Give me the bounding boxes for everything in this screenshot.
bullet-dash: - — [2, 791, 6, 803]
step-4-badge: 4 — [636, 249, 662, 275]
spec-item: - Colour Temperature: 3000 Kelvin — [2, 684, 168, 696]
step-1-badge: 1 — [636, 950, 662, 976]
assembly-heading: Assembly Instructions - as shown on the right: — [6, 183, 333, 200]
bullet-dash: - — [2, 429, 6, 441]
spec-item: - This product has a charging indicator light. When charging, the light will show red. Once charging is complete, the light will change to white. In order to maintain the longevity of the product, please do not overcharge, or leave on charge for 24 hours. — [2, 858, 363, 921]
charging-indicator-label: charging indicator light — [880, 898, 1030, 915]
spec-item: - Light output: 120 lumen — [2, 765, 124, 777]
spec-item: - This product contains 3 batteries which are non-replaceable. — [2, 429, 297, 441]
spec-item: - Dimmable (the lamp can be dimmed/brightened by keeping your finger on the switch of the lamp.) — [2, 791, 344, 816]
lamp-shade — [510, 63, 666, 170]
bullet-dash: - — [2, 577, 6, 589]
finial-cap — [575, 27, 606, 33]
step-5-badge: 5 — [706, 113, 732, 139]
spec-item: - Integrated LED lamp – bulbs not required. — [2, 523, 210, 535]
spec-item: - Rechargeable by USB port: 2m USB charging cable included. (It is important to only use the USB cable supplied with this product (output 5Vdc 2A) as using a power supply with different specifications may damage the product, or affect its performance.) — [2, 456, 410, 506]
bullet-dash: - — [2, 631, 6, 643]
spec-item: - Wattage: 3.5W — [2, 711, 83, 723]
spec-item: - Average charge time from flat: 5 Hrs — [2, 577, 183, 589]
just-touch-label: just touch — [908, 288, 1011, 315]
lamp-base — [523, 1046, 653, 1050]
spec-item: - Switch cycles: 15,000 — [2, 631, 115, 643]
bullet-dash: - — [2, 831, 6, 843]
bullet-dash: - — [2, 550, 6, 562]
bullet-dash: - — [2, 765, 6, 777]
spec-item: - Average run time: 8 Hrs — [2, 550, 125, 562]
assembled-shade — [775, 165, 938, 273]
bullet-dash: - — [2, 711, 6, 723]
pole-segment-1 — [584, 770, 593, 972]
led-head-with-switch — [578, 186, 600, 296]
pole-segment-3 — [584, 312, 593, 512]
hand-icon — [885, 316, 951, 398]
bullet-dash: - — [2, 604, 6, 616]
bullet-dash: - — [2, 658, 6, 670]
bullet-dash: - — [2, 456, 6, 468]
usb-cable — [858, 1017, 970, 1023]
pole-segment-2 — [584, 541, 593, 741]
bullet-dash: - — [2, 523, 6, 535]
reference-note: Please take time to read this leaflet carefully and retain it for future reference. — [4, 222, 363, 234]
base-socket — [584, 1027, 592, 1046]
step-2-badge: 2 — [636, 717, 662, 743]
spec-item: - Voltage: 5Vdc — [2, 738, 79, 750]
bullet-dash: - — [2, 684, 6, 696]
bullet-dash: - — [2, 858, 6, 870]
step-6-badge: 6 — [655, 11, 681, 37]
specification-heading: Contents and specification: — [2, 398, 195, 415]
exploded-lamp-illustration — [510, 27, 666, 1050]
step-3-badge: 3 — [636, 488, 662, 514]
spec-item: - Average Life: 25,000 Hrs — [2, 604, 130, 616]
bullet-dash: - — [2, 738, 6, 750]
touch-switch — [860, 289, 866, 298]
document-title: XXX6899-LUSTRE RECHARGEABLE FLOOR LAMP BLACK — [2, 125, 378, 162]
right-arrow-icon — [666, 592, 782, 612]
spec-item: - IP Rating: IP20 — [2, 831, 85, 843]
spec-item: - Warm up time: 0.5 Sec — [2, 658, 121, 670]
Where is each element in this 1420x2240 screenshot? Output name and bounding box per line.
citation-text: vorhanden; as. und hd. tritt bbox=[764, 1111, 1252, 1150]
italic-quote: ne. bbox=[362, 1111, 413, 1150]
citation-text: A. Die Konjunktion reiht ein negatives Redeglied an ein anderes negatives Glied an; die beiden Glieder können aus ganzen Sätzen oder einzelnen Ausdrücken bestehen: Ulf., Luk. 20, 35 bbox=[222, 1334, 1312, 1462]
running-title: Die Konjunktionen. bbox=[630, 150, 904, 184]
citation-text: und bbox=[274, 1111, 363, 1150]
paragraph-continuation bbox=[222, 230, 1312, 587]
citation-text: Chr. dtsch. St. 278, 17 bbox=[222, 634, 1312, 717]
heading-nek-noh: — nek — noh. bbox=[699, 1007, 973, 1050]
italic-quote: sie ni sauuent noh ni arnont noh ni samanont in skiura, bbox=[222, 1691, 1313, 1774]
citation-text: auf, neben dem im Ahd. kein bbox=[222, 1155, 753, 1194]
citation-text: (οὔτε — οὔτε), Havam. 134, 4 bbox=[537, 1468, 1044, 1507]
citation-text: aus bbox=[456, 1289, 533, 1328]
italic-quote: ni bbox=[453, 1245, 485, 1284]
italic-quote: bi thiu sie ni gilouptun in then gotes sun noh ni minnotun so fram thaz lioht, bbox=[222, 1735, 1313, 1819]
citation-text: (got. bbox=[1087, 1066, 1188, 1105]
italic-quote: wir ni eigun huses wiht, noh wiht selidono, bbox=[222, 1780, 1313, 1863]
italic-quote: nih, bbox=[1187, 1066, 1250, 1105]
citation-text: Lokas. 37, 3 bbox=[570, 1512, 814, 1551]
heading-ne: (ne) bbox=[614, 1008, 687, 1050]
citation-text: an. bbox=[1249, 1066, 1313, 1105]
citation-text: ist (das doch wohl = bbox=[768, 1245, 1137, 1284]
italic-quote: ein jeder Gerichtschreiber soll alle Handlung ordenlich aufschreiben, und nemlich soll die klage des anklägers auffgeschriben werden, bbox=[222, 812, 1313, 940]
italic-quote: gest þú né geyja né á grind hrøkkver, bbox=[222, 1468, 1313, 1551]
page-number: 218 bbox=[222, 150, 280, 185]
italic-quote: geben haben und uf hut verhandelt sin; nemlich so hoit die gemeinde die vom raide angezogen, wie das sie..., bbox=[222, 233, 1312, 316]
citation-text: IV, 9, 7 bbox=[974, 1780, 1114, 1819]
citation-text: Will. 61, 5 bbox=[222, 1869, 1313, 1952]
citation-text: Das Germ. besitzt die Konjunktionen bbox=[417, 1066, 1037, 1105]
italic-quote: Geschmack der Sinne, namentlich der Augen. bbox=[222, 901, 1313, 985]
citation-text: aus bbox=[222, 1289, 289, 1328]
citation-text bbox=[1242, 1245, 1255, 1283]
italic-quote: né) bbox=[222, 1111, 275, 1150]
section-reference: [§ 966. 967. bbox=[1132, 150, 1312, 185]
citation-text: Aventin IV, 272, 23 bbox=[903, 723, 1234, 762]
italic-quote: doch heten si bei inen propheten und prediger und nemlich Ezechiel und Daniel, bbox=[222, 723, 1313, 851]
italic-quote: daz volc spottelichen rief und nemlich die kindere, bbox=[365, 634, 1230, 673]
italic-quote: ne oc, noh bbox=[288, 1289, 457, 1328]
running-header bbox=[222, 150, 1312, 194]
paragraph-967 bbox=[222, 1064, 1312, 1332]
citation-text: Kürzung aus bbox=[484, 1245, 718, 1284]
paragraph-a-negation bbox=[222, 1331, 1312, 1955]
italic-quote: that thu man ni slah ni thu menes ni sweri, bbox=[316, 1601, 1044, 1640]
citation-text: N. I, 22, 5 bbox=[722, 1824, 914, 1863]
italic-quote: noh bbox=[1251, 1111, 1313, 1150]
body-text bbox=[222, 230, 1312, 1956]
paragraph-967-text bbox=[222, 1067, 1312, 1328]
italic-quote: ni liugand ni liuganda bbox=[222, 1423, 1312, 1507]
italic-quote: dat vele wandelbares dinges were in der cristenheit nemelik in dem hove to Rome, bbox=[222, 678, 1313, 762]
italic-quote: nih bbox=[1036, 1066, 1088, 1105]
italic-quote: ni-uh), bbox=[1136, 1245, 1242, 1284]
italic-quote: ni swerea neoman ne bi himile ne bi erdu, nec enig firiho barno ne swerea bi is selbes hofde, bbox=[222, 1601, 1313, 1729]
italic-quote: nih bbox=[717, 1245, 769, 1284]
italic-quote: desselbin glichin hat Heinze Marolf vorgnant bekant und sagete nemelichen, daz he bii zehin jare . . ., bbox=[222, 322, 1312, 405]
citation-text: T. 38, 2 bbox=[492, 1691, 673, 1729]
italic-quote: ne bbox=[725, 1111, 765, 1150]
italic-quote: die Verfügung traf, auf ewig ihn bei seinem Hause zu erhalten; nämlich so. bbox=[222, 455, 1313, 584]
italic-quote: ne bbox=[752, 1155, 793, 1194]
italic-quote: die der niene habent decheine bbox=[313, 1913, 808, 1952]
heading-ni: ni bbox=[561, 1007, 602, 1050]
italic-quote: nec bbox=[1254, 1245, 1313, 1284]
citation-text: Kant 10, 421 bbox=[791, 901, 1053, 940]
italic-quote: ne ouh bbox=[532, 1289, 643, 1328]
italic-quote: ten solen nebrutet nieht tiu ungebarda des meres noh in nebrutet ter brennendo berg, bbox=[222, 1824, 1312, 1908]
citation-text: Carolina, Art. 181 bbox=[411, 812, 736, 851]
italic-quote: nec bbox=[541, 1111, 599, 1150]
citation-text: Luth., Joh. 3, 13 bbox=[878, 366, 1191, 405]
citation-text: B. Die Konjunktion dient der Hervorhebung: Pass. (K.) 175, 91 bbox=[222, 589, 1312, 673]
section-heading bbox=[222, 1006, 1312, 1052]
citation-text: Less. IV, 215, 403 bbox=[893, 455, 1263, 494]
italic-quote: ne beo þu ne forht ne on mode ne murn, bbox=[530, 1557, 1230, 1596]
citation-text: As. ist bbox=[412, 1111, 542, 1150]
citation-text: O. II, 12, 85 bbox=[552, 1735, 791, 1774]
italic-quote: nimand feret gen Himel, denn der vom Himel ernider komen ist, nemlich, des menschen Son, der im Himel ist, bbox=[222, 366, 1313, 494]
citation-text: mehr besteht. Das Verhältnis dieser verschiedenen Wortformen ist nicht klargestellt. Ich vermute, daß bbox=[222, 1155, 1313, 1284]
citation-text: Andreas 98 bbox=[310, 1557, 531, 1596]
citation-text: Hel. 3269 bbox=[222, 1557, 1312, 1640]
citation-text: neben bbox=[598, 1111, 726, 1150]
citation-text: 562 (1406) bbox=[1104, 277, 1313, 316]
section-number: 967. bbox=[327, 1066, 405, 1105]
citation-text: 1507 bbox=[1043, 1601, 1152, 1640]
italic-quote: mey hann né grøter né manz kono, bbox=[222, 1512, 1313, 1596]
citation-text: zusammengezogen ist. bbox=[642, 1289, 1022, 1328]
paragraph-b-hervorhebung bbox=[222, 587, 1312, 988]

> _Exercise_:
Rewrite the records as a numbered list, starting at the first line and stopping after the line that contains "bullet-dash: - — [2, 429, 6, 441]". Include both end lines and leave out any blank lines.

> _Exercise response_:
1. Give me the bounding boxes for everything in this screenshot.
2. bullet-dash: - — [2, 791, 6, 803]
3. step-4-badge: 4 — [636, 249, 662, 275]
4. spec-item: - Colour Temperature: 3000 Kelvin — [2, 684, 168, 696]
5. step-1-badge: 1 — [636, 950, 662, 976]
6. assembly-heading: Assembly Instructions - as shown on the right: — [6, 183, 333, 200]
7. bullet-dash: - — [2, 429, 6, 441]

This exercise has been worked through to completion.